>> start
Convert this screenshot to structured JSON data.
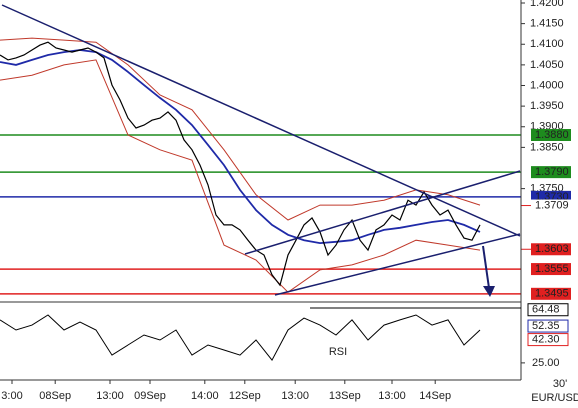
{
  "chart_data": {
    "type": "line",
    "symbol": "EUR/USD",
    "timeframe": "30'",
    "xlim": [
      0,
      65
    ],
    "xticks": [
      {
        "value": 1.5,
        "label": "3:00"
      },
      {
        "value": 6.9,
        "label": "08Sep"
      },
      {
        "value": 13.75,
        "label": "13:00"
      },
      {
        "value": 18.75,
        "label": "09Sep"
      },
      {
        "value": 25.6,
        "label": "14:00"
      },
      {
        "value": 30.6,
        "label": "12Sep"
      },
      {
        "value": 36.9,
        "label": "13:00"
      },
      {
        "value": 43.1,
        "label": "13Sep"
      },
      {
        "value": 49,
        "label": "13:00"
      },
      {
        "value": 54.4,
        "label": "14Sep"
      }
    ],
    "ylim": [
      1.348,
      1.42
    ],
    "yticks": [
      {
        "value": 1.42,
        "label": "1.4200"
      },
      {
        "value": 1.415,
        "label": "1.4150"
      },
      {
        "value": 1.41,
        "label": "1.4100"
      },
      {
        "value": 1.405,
        "label": "1.4050"
      },
      {
        "value": 1.4,
        "label": "1.4000"
      },
      {
        "value": 1.395,
        "label": "1.3950"
      },
      {
        "value": 1.39,
        "label": "1.3900"
      },
      {
        "value": 1.385,
        "label": "1.3850"
      },
      {
        "value": 1.375,
        "label": "1.3750"
      }
    ],
    "levels": [
      {
        "value": 1.388,
        "label": "1.3880",
        "color": "#1e8c1e",
        "line": true
      },
      {
        "value": 1.379,
        "label": "1.3790",
        "color": "#1e8c1e",
        "line": true
      },
      {
        "value": 1.373,
        "label": "1.3730",
        "color": "#1f2aa8",
        "line": true
      },
      {
        "value": 1.3709,
        "label": "1.3709",
        "color": "#e02020",
        "line": false
      },
      {
        "value": 1.3603,
        "label": "1.3603",
        "color": "#e02020",
        "line": false
      },
      {
        "value": 1.3555,
        "label": "1.3555",
        "color": "#e02020",
        "line": true
      },
      {
        "value": 1.3495,
        "label": "1.3495",
        "color": "#e02020",
        "line": true
      }
    ],
    "price": {
      "color": "#000000",
      "x": [
        0,
        1,
        2,
        3,
        4,
        5,
        6,
        7,
        8,
        9,
        10,
        11,
        12,
        13,
        14,
        15,
        16,
        17,
        18,
        19,
        20,
        21,
        22,
        23,
        24,
        25,
        26,
        27,
        28,
        29,
        30,
        31,
        32,
        33,
        34,
        35,
        36,
        37,
        38,
        39,
        40,
        41,
        42,
        43,
        44,
        45,
        46,
        47,
        48,
        49,
        50,
        51,
        52,
        53,
        54,
        55,
        56,
        57,
        58,
        59,
        60
      ],
      "values": [
        1.4074,
        1.4062,
        1.4067,
        1.4074,
        1.4086,
        1.4098,
        1.4105,
        1.4091,
        1.4086,
        1.4081,
        1.4086,
        1.4091,
        1.4081,
        1.4067,
        1.4001,
        1.3965,
        1.3921,
        1.3897,
        1.3904,
        1.3916,
        1.3921,
        1.3936,
        1.3916,
        1.3868,
        1.3844,
        1.3807,
        1.3759,
        1.3686,
        1.3662,
        1.3662,
        1.365,
        1.3625,
        1.3601,
        1.3589,
        1.3541,
        1.3516,
        1.3589,
        1.3625,
        1.3662,
        1.3679,
        1.3645,
        1.3589,
        1.3613,
        1.365,
        1.3674,
        1.3625,
        1.3601,
        1.365,
        1.3662,
        1.3686,
        1.3674,
        1.3722,
        1.371,
        1.3742,
        1.371,
        1.3686,
        1.3698,
        1.3662,
        1.363,
        1.3625,
        1.3662
      ]
    },
    "moving_average": {
      "color": "#1f2aa8",
      "x": [
        0,
        2,
        4,
        6,
        8,
        10,
        12,
        14,
        16,
        18,
        20,
        22,
        24,
        26,
        28,
        30,
        32,
        34,
        36,
        38,
        40,
        42,
        44,
        46,
        48,
        50,
        52,
        54,
        56,
        58,
        60
      ],
      "values": [
        1.4057,
        1.405,
        1.4062,
        1.4074,
        1.4081,
        1.4086,
        1.4081,
        1.4062,
        1.4033,
        1.4001,
        1.397,
        1.3941,
        1.3904,
        1.3856,
        1.3807,
        1.3747,
        1.3698,
        1.3662,
        1.3638,
        1.3625,
        1.3618,
        1.3621,
        1.3625,
        1.3638,
        1.365,
        1.3655,
        1.3662,
        1.3669,
        1.3674,
        1.3662,
        1.3645
      ]
    },
    "bollinger_upper": {
      "color": "#c0392b",
      "x": [
        0,
        4,
        8,
        12,
        16,
        20,
        24,
        28,
        32,
        36,
        40,
        44,
        48,
        52,
        56,
        60
      ],
      "values": [
        1.411,
        1.4115,
        1.411,
        1.4105,
        1.405,
        1.3977,
        1.3941,
        1.3844,
        1.3735,
        1.3674,
        1.371,
        1.371,
        1.3722,
        1.3747,
        1.3735,
        1.371
      ]
    },
    "bollinger_lower": {
      "color": "#c0392b",
      "x": [
        0,
        4,
        8,
        12,
        16,
        20,
        24,
        28,
        32,
        36,
        40,
        44,
        48,
        52,
        56,
        60
      ],
      "values": [
        1.4013,
        1.4025,
        1.405,
        1.4062,
        1.388,
        1.3844,
        1.3819,
        1.3613,
        1.3577,
        1.3499,
        1.3553,
        1.3565,
        1.3589,
        1.3625,
        1.3613,
        1.3601
      ]
    },
    "rsi": {
      "title": "RSI",
      "color": "#000000",
      "ylim": [
        16,
        68
      ],
      "yticks": [
        {
          "value": 25,
          "label": "25.00"
        }
      ],
      "markers": [
        {
          "value": 64.48,
          "label": "64.48",
          "color": "#000000"
        },
        {
          "value": 52.35,
          "label": "52.35",
          "color": "#1f2aa8"
        },
        {
          "value": 42.3,
          "label": "42.30",
          "color": "#e02020"
        }
      ],
      "x": [
        0,
        2,
        4,
        6,
        8,
        10,
        12,
        14,
        16,
        18,
        20,
        22,
        24,
        26,
        28,
        30,
        32,
        34,
        36,
        38,
        40,
        42,
        44,
        46,
        48,
        50,
        52,
        54,
        56,
        58,
        60
      ],
      "values": [
        56.9,
        49.4,
        53.1,
        60.6,
        49.4,
        55.4,
        49.4,
        30.8,
        38.3,
        45.7,
        42.0,
        49.4,
        30.8,
        38.3,
        34.6,
        30.8,
        42.0,
        27.1,
        49.4,
        58.3,
        53.1,
        45.7,
        56.9,
        42.0,
        53.1,
        56.9,
        60.6,
        53.1,
        56.9,
        38.3,
        49.4
      ]
    }
  }
}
>> end
### REQUIREMENTS
Make an exact copy of all the material, but keep the pictures out of it.

### FINAL RESULT
Convert this screenshot to structured JSON data.
{
  "chart_data": {
    "type": "line",
    "symbol": "EUR/USD",
    "timeframe": "30'",
    "xlim": [
      0,
      65
    ],
    "xticks": [
      {
        "value": 1.5,
        "label": "3:00"
      },
      {
        "value": 6.9,
        "label": "08Sep"
      },
      {
        "value": 13.75,
        "label": "13:00"
      },
      {
        "value": 18.75,
        "label": "09Sep"
      },
      {
        "value": 25.6,
        "label": "14:00"
      },
      {
        "value": 30.6,
        "label": "12Sep"
      },
      {
        "value": 36.9,
        "label": "13:00"
      },
      {
        "value": 43.1,
        "label": "13Sep"
      },
      {
        "value": 49,
        "label": "13:00"
      },
      {
        "value": 54.4,
        "label": "14Sep"
      }
    ],
    "ylim": [
      1.348,
      1.42
    ],
    "yticks": [
      {
        "value": 1.42,
        "label": "1.4200"
      },
      {
        "value": 1.415,
        "label": "1.4150"
      },
      {
        "value": 1.41,
        "label": "1.4100"
      },
      {
        "value": 1.405,
        "label": "1.4050"
      },
      {
        "value": 1.4,
        "label": "1.4000"
      },
      {
        "value": 1.395,
        "label": "1.3950"
      },
      {
        "value": 1.39,
        "label": "1.3900"
      },
      {
        "value": 1.385,
        "label": "1.3850"
      },
      {
        "value": 1.375,
        "label": "1.3750"
      }
    ],
    "levels": [
      {
        "value": 1.388,
        "label": "1.3880",
        "color": "#1e8c1e",
        "line": true
      },
      {
        "value": 1.379,
        "label": "1.3790",
        "color": "#1e8c1e",
        "line": true
      },
      {
        "value": 1.373,
        "label": "1.3730",
        "color": "#1f2aa8",
        "line": true
      },
      {
        "value": 1.3709,
        "label": "1.3709",
        "color": "#e02020",
        "line": false
      },
      {
        "value": 1.3603,
        "label": "1.3603",
        "color": "#e02020",
        "line": false
      },
      {
        "value": 1.3555,
        "label": "1.3555",
        "color": "#e02020",
        "line": true
      },
      {
        "value": 1.3495,
        "label": "1.3495",
        "color": "#e02020",
        "line": true
      }
    ],
    "price": {
      "color": "#000000",
      "x": [
        0,
        1,
        2,
        3,
        4,
        5,
        6,
        7,
        8,
        9,
        10,
        11,
        12,
        13,
        14,
        15,
        16,
        17,
        18,
        19,
        20,
        21,
        22,
        23,
        24,
        25,
        26,
        27,
        28,
        29,
        30,
        31,
        32,
        33,
        34,
        35,
        36,
        37,
        38,
        39,
        40,
        41,
        42,
        43,
        44,
        45,
        46,
        47,
        48,
        49,
        50,
        51,
        52,
        53,
        54,
        55,
        56,
        57,
        58,
        59,
        60
      ],
      "values": [
        1.4074,
        1.4062,
        1.4067,
        1.4074,
        1.4086,
        1.4098,
        1.4105,
        1.4091,
        1.4086,
        1.4081,
        1.4086,
        1.4091,
        1.4081,
        1.4067,
        1.4001,
        1.3965,
        1.3921,
        1.3897,
        1.3904,
        1.3916,
        1.3921,
        1.3936,
        1.3916,
        1.3868,
        1.3844,
        1.3807,
        1.3759,
        1.3686,
        1.3662,
        1.3662,
        1.365,
        1.3625,
        1.3601,
        1.3589,
        1.3541,
        1.3516,
        1.3589,
        1.3625,
        1.3662,
        1.3679,
        1.3645,
        1.3589,
        1.3613,
        1.365,
        1.3674,
        1.3625,
        1.3601,
        1.365,
        1.3662,
        1.3686,
        1.3674,
        1.3722,
        1.371,
        1.3742,
        1.371,
        1.3686,
        1.3698,
        1.3662,
        1.363,
        1.3625,
        1.3662
      ]
    },
    "moving_average": {
      "color": "#1f2aa8",
      "x": [
        0,
        2,
        4,
        6,
        8,
        10,
        12,
        14,
        16,
        18,
        20,
        22,
        24,
        26,
        28,
        30,
        32,
        34,
        36,
        38,
        40,
        42,
        44,
        46,
        48,
        50,
        52,
        54,
        56,
        58,
        60
      ],
      "values": [
        1.4057,
        1.405,
        1.4062,
        1.4074,
        1.4081,
        1.4086,
        1.4081,
        1.4062,
        1.4033,
        1.4001,
        1.397,
        1.3941,
        1.3904,
        1.3856,
        1.3807,
        1.3747,
        1.3698,
        1.3662,
        1.3638,
        1.3625,
        1.3618,
        1.3621,
        1.3625,
        1.3638,
        1.365,
        1.3655,
        1.3662,
        1.3669,
        1.3674,
        1.3662,
        1.3645
      ]
    },
    "bollinger_upper": {
      "color": "#c0392b",
      "x": [
        0,
        4,
        8,
        12,
        16,
        20,
        24,
        28,
        32,
        36,
        40,
        44,
        48,
        52,
        56,
        60
      ],
      "values": [
        1.411,
        1.4115,
        1.411,
        1.4105,
        1.405,
        1.3977,
        1.3941,
        1.3844,
        1.3735,
        1.3674,
        1.371,
        1.371,
        1.3722,
        1.3747,
        1.3735,
        1.371
      ]
    },
    "bollinger_lower": {
      "color": "#c0392b",
      "x": [
        0,
        4,
        8,
        12,
        16,
        20,
        24,
        28,
        32,
        36,
        40,
        44,
        48,
        52,
        56,
        60
      ],
      "values": [
        1.4013,
        1.4025,
        1.405,
        1.4062,
        1.388,
        1.3844,
        1.3819,
        1.3613,
        1.3577,
        1.3499,
        1.3553,
        1.3565,
        1.3589,
        1.3625,
        1.3613,
        1.3601
      ]
    },
    "rsi": {
      "title": "RSI",
      "color": "#000000",
      "ylim": [
        16,
        68
      ],
      "yticks": [
        {
          "value": 25,
          "label": "25.00"
        }
      ],
      "markers": [
        {
          "value": 64.48,
          "label": "64.48",
          "color": "#000000"
        },
        {
          "value": 52.35,
          "label": "52.35",
          "color": "#1f2aa8"
        },
        {
          "value": 42.3,
          "label": "42.30",
          "color": "#e02020"
        }
      ],
      "x": [
        0,
        2,
        4,
        6,
        8,
        10,
        12,
        14,
        16,
        18,
        20,
        22,
        24,
        26,
        28,
        30,
        32,
        34,
        36,
        38,
        40,
        42,
        44,
        46,
        48,
        50,
        52,
        54,
        56,
        58,
        60
      ],
      "values": [
        56.9,
        49.4,
        53.1,
        60.6,
        49.4,
        55.4,
        49.4,
        30.8,
        38.3,
        45.7,
        42.0,
        49.4,
        30.8,
        38.3,
        34.6,
        30.8,
        42.0,
        27.1,
        49.4,
        58.3,
        53.1,
        45.7,
        56.9,
        42.0,
        53.1,
        56.9,
        60.6,
        53.1,
        56.9,
        38.3,
        49.4
      ]
    }
  }
}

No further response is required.